:: Dataset excerpts ::
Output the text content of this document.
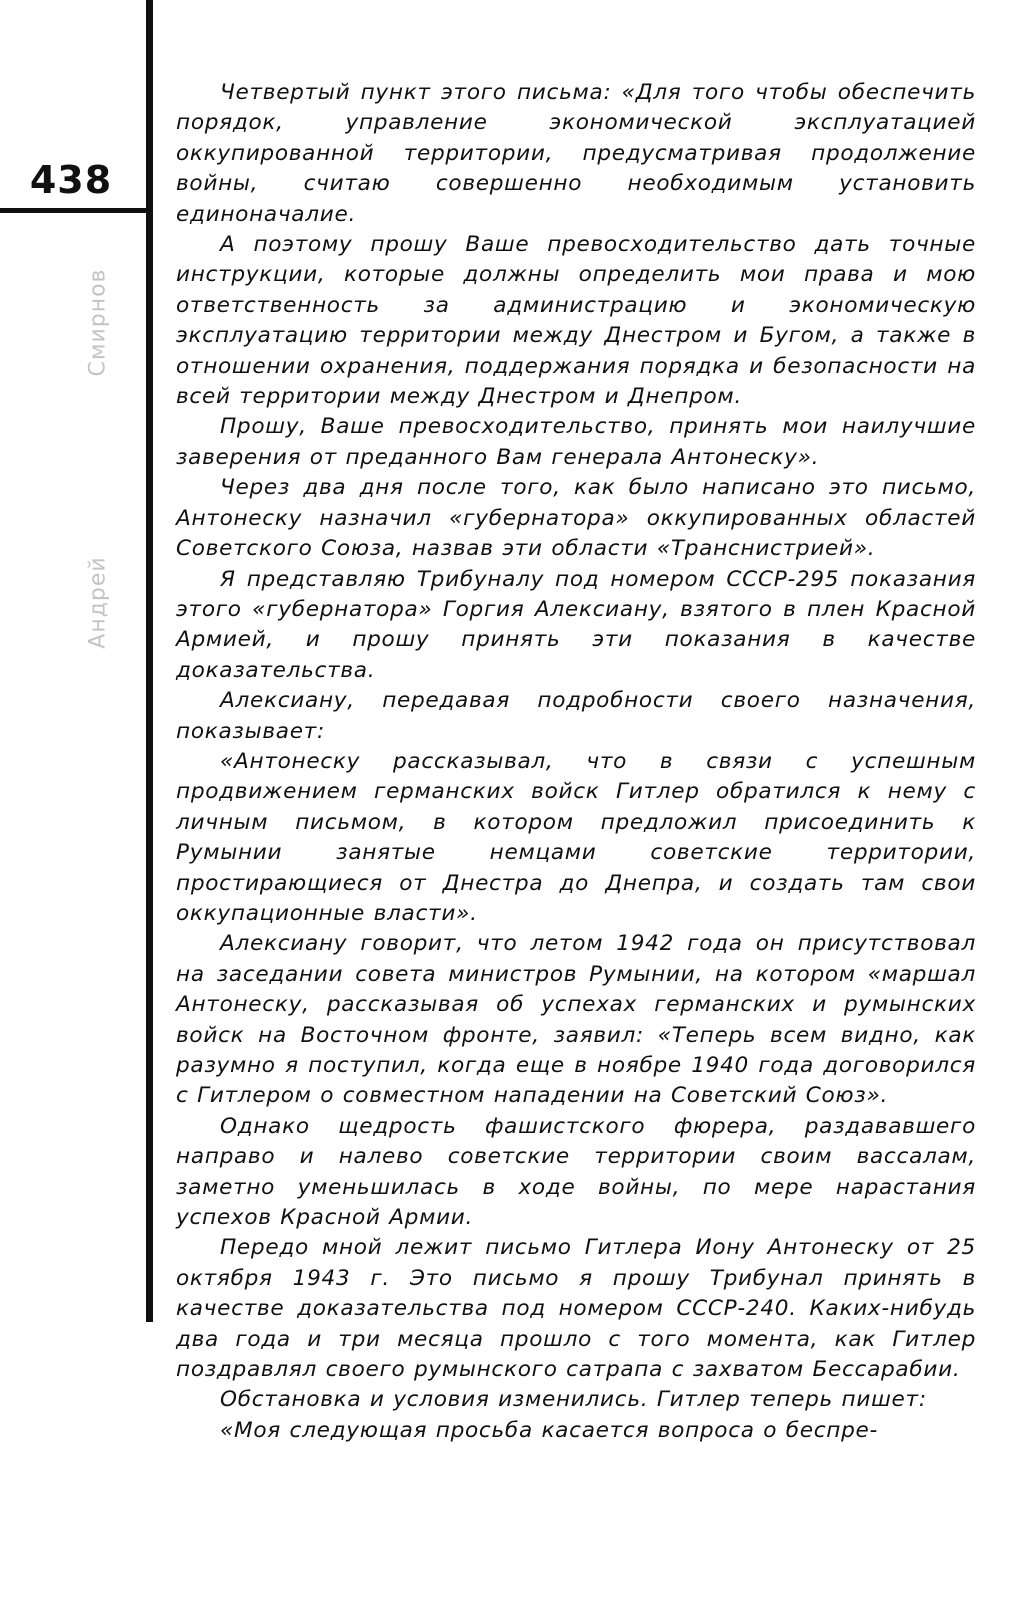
438
Смирнов
Андрей

Четвертый пункт этого письма: «Для того чтобы обеспечить порядок, управление экономической эксплуатацией оккупированной территории, предусматривая продолжение войны, считаю совершенно необходимым установить единоначалие.

А поэтому прошу Ваше превосходительство дать точные инструкции, которые должны определить мои права и мою ответственность за администрацию и экономическую эксплуатацию территории между Днестром и Бугом, а также в отношении охранения, поддержания порядка и безопасности на всей территории между Днестром и Днепром.

Прошу, Ваше превосходительство, принять мои наилучшие заверения от преданного Вам генерала Антонеску».

Через два дня после того, как было написано это письмо, Антонеску назначил «губернатора» оккупированных областей Советского Союза, назвав эти области «Транснистрией».

Я представляю Трибуналу под номером СССР-295 показания этого «губернатора» Горгия Алексиану, взятого в плен Красной Армией, и прошу принять эти показания в качестве доказательства.

Алексиану, передавая подробности своего назначения, показывает:

«Антонеску рассказывал, что в связи с успешным продвижением германских войск Гитлер обратился к нему с личным письмом, в котором предложил присоединить к Румынии занятые немцами советские территории, простирающиеся от Днестра до Днепра, и создать там свои оккупационные власти».

Алексиану говорит, что летом 1942 года он присутствовал на заседании совета министров Румынии, на котором «маршал Антонеску, рассказывая об успехах германских и румынских войск на Восточном фронте, заявил: «Теперь всем видно, как разумно я поступил, когда еще в ноябре 1940 года договорился с Гитлером о совместном нападении на Советский Союз».

Однако щедрость фашистского фюрера, раздававшего направо и налево советские территории своим вассалам, заметно уменьшилась в ходе войны, по мере нарастания успехов Красной Армии.

Передо мной лежит письмо Гитлера Иону Антонеску от 25 октября 1943 г. Это письмо я прошу Трибунал принять в качестве доказательства под номером СССР-240. Каких-нибудь два года и три месяца прошло с того момента, как Гитлер поздравлял своего румынского сатрапа с захватом Бессарабии.

Обстановка и условия изменились. Гитлер теперь пишет:

«Моя следующая просьба касается вопроса о беспре-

:: Work required ::
Tally every line of the data that holds the word "советские" and write the count alone.

:: Output below ::
2